First, choose a nice location. Here is what you need:
Sunlight: Full sun is best but a partly shade site will also do as long as it get 4-6 hours a day of sunlight.
Drainage: Select a site with moist or well drained soil not one where the water collects in pools after a rain.
Road Salt: Make sure the site is not near a road that is heavily salted in winter.
Room to Grow: Be sure there is plenty of space for growth, as these trees can get pretty big: 60–75′ high and 40–50′ wide. Allow at least 20′ on all sides.
Next, dig a hole. Here how to do that:
Depth: Dig the hole a little deeper than the cup (about 1′). Back fill with 3-5 inches of compost or good quality top soil.
Width: Dig the hole about 3 times the diameter of the cup (about 1′).
Surrounding Surface Area: Remove plants 2-3′ around the hole, so the tree doesn’t have to compete for water and nutrients.

DATA LINES.
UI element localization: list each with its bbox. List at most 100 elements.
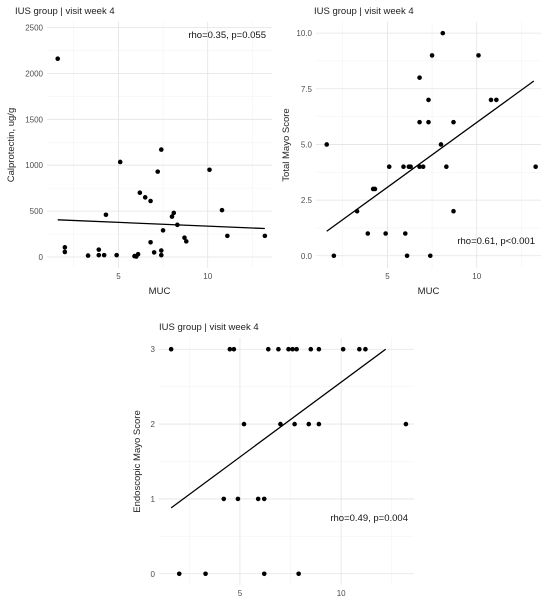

JOB.
Summarize the tree-planting instructions in two sentences.

CORRECT ANSWER.
Choose a site that gets full sun or at least 4-6 hours of sunlight a day, has moist or well-drained soil where water doesn't pool, sits away from heavily salted roads, and leaves at least 20′ on all sides for a tree that can grow 60–75′ high and 40–50′ wide. Then dig a hole a little deeper than the cup and about three times its diameter, backfill with 3-5 inches of compost or good-quality topsoil, and remove plants 2-3′ around the hole so the tree doesn't compete for water and nutrients.